Repeat the material exactly as it appears.

------

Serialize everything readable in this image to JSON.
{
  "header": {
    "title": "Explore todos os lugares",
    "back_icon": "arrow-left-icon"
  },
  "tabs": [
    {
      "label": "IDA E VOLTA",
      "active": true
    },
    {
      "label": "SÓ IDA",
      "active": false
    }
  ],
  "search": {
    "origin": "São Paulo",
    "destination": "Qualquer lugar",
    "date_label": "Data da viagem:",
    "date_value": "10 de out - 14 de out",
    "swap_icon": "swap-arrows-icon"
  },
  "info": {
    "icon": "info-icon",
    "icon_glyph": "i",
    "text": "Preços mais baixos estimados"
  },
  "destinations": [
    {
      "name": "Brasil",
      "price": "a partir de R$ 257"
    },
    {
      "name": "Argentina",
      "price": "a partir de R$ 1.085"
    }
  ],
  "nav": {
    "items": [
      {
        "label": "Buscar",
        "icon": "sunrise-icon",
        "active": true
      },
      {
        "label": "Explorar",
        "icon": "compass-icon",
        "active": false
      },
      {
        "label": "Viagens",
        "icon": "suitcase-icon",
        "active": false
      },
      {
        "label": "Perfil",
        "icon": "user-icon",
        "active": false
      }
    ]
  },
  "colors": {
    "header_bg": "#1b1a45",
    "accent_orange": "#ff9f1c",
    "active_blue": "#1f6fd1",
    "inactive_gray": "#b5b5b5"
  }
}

------

THE RESULT
Serialize everything readable in this image to JSON.
{
  "header": {
    "title": "Explore todos os lugares",
    "back_icon": "arrow-left-icon"
  },
  "tabs": [
    {
      "label": "IDA E VOLTA",
      "active": true
    },
    {
      "label": "SÓ IDA",
      "active": false
    }
  ],
  "search": {
    "origin": "São Paulo",
    "destination": "Qualquer lugar",
    "date_label": "Data da viagem:",
    "date_value": "10 de out - 14 de out",
    "swap_icon": "swap-arrows-icon"
  },
  "info": {
    "icon": "info-icon",
    "icon_glyph": "i",
    "text": "Preços mais baixos estimados"
  },
  "destinations": [
    {
      "name": "Brasil",
      "price": "a partir de R$ 257"
    },
    {
      "name": "Argentina",
      "price": "a partir de R$ 1.085"
    }
  ],
  "nav": {
    "items": [
      {
        "label": "Buscar",
        "icon": "sunrise-icon",
        "active": true
      },
      {
        "label": "Explorar",
        "icon": "compass-icon",
        "active": false
      },
      {
        "label": "Viagens",
        "icon": "suitcase-icon",
        "active": false
      },
      {
        "label": "Perfil",
        "icon": "user-icon",
        "active": false
      }
    ]
  },
  "colors": {
    "header_bg": "#1b1a45",
    "accent_orange": "#ff9f1c",
    "active_blue": "#1f6fd1",
    "inactive_gray": "#b5b5b5"
  }
}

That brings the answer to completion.